Added GLU activation function and Gated activation function (#329)

* Added GLU activation function and gated activation function * Ran pre-commit * Ran pre commit * Removed old sigmoid implementation to match with main * Removed gated activation from __init__.py * Removed unused test cases * Removed unused imports * format / docstring --------- Co-authored-by: Awni Hannun <awni@apple.com>
2025-10-31 16:21:27 +08:00 · 2024-01-08 16:13:16 +02:00
parent 026ef9aae4
commit 022a944367
3 changed files with 46 additions and 0 deletions
--- a/python/mlx/nn/layers/init.py
+++ b/python/mlx/nn/layers/init.py
@@ -4,6 +4,7 @@ from mlx.nn.layers.activations import (
    CELU,
    ELU,
    GELU,
+    GLU,
    SELU,
    Hardswish,
    LeakyReLU,
@@ -25,6 +26,7 @@ from mlx.nn.layers.activations import (
    gelu,
    gelu_approx,
    gelu_fast_approx,
+    glu,
    hardswish,
    leaky_relu,
    log_sigmoid,
--- a/python/mlx/nn/layers/activations.py
+++ b/python/mlx/nn/layers/activations.py
@@ -1,6 +1,7 @@
 # Copyright © 2023 Apple Inc.

 import math
+from typing import Any

 import mlx.core as mx
 from mlx.nn.layers.base import Module
@@ -162,6 +163,43 @@ def gelu_fast_approx(x):
    return x * mx.sigmoid(1.773 * x)


+def glu(x: mx.array, axis: int = -1) -> mx.array:
+    r"""Applies the gated linear unit function.
+
+    This function splits the ``axis`` dimension of the input into two halves
+    (:math:`a` and :math:`b`) and applies :math:`a * \sigma(b)`.
+
+    .. math::
+        textrm{GLU}(x) = a * \sigma(b)
+
+    Args:
+        axis (int): The dimension to split along. Default: ``-1``.

**Given problem 1:** Reproduce the entire commit diff above, character for character.

**Source data:**

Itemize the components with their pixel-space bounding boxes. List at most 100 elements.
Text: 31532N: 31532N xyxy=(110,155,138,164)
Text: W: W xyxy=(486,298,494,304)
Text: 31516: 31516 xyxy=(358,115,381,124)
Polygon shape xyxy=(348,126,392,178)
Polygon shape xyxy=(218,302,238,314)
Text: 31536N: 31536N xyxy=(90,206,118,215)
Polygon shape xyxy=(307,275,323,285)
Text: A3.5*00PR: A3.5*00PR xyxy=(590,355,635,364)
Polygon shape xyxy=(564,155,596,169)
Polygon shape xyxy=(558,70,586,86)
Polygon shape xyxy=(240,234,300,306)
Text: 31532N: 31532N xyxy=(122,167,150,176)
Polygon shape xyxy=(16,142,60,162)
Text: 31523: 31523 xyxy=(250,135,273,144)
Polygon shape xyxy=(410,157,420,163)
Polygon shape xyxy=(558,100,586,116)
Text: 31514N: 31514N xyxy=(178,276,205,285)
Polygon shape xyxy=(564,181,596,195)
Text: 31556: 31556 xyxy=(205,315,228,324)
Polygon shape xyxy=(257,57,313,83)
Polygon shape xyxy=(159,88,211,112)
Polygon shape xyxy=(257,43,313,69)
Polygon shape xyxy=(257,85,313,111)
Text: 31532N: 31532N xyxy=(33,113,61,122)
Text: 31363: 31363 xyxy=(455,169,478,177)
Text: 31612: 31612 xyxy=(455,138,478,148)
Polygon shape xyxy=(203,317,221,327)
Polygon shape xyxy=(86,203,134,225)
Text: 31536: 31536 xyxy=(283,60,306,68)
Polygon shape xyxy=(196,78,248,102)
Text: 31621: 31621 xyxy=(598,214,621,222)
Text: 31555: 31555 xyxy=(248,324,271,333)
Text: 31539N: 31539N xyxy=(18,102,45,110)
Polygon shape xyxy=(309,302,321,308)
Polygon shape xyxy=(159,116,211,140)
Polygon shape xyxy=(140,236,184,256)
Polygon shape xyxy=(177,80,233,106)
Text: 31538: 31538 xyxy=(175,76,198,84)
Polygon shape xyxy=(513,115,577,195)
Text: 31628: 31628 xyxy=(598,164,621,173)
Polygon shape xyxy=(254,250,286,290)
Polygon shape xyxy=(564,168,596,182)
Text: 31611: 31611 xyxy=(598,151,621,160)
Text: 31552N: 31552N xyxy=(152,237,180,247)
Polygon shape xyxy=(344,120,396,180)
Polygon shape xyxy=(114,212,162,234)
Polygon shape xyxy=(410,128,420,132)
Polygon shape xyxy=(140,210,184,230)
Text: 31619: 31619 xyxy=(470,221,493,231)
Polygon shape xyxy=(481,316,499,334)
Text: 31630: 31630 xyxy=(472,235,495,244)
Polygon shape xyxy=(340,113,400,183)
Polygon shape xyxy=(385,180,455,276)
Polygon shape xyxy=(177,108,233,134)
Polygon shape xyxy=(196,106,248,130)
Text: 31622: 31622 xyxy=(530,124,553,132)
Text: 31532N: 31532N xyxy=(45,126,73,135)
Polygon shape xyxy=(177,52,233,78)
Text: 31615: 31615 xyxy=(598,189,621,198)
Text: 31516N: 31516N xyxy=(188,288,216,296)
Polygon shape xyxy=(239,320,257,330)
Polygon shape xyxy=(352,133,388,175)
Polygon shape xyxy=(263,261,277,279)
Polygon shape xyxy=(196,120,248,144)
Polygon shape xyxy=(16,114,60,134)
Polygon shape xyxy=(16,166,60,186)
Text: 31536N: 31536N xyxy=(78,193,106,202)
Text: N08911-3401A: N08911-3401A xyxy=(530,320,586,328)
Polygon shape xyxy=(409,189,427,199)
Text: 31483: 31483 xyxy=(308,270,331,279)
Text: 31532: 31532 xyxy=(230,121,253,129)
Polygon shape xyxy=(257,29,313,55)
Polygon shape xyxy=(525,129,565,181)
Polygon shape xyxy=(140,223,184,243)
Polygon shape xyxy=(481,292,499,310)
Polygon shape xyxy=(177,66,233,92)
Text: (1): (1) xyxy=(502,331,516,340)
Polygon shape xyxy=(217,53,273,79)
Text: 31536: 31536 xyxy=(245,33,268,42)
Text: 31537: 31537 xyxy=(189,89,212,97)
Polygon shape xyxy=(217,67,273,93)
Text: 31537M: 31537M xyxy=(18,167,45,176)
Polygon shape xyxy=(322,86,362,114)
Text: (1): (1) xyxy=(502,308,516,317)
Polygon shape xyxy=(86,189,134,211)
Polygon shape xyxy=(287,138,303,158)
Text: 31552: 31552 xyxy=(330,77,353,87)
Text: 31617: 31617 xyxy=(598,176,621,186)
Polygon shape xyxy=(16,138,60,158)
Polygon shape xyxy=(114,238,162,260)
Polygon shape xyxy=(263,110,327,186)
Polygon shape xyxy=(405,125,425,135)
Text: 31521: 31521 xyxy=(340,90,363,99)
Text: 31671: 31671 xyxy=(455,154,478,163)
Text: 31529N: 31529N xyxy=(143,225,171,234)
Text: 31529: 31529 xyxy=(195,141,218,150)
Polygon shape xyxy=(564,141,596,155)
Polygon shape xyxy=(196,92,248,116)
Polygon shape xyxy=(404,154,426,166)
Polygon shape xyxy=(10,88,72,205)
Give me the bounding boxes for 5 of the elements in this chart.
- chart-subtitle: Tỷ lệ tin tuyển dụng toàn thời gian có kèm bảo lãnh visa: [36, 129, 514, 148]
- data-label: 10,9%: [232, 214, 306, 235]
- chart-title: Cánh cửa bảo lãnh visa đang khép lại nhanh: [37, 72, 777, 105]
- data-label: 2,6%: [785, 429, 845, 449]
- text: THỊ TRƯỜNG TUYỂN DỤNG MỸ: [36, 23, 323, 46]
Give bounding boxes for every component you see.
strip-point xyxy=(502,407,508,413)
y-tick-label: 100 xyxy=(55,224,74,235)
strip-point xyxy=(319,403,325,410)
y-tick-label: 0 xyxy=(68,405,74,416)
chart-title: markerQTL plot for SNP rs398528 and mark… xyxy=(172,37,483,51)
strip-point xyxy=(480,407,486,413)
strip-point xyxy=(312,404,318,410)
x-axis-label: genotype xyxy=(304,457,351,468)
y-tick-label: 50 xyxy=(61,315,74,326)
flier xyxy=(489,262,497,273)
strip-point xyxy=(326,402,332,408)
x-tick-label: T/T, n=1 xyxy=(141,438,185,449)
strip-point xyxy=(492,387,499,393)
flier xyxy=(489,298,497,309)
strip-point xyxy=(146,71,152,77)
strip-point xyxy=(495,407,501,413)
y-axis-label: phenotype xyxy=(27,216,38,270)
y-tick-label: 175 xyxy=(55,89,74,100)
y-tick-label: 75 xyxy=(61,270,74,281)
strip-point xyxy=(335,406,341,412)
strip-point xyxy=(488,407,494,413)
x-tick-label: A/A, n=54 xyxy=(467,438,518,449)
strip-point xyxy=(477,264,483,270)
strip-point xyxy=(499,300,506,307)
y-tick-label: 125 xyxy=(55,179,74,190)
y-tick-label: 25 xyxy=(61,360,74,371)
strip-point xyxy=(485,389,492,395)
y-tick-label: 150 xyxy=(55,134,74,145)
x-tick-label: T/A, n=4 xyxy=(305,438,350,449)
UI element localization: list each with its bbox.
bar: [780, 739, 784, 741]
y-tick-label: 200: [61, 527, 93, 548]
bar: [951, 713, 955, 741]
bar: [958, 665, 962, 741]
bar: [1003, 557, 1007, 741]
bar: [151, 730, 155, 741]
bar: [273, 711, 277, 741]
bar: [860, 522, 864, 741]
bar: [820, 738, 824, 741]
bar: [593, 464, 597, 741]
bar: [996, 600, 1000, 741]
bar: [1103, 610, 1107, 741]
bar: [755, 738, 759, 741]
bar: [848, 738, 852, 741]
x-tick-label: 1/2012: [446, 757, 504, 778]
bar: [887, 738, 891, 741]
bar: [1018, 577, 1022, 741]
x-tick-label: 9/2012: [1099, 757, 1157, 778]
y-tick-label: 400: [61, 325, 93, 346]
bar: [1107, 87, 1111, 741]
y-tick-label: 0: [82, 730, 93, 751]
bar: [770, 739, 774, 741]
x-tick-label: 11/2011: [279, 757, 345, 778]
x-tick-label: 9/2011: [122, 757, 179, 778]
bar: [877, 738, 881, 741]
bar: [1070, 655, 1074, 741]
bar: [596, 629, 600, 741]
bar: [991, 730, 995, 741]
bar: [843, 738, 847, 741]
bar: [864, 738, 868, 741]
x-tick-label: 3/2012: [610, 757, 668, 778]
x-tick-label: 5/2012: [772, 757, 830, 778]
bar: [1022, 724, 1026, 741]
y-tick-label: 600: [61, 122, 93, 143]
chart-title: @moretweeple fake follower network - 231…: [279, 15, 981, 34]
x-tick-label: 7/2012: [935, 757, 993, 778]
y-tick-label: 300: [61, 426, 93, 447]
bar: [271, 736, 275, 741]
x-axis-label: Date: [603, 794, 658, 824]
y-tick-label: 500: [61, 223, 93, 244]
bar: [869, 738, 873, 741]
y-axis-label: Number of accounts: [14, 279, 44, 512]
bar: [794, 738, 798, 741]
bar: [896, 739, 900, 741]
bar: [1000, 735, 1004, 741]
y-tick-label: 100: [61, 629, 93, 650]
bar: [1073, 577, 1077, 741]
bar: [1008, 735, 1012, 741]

**Given problem 2:** How many lines in the records contain the word "chart"? Reply with the number alone.

**Task solution 1:**
Added GLU activation function and Gated activation function (#329)

* Added GLU activation function and gated activation function * Ran pre-commit * Ran pre commit * Removed old sigmoid implementation to match with main * Removed gated activation from __init__.py * Removed unused test cases * Removed unused imports * format / docstring --------- Co-authored-by: Awni Hannun <awni@apple.com>
2025-10-31 16:21:27 +08:00 · 2024-01-08 16:13:16 +02:00
parent 026ef9aae4
commit 022a944367
3 changed files with 46 additions and 0 deletions
--- a/python/mlx/nn/layers/init.py
+++ b/python/mlx/nn/layers/init.py
@@ -4,6 +4,7 @@ from mlx.nn.layers.activations import (
    CELU,
    ELU,
    GELU,
+    GLU,
    SELU,
    Hardswish,
    LeakyReLU,
@@ -25,6 +26,7 @@ from mlx.nn.layers.activations import (
    gelu,
    gelu_approx,
    gelu_fast_approx,
+    glu,
    hardswish,
    leaky_relu,
    log_sigmoid,
--- a/python/mlx/nn/layers/activations.py
+++ b/python/mlx/nn/layers/activations.py
@@ -1,6 +1,7 @@
 # Copyright © 2023 Apple Inc.

 import math
+from typing import Any

 import mlx.core as mx
 from mlx.nn.layers.base import Module
@@ -162,6 +163,43 @@ def gelu_fast_approx(x):
    return x * mx.sigmoid(1.773 * x)


+def glu(x: mx.array, axis: int = -1) -> mx.array:
+    r"""Applies the gated linear unit function.
+
+    This function splits the ``axis`` dimension of the input into two halves
+    (:math:`a` and :math:`b`) and applies :math:`a * \sigma(b)`.
+
+    .. math::
+        textrm{GLU}(x) = a * \sigma(b)
+
+    Args:
+        axis (int): The dimension to split along. Default: ``-1``.

**Task solution 2:** 5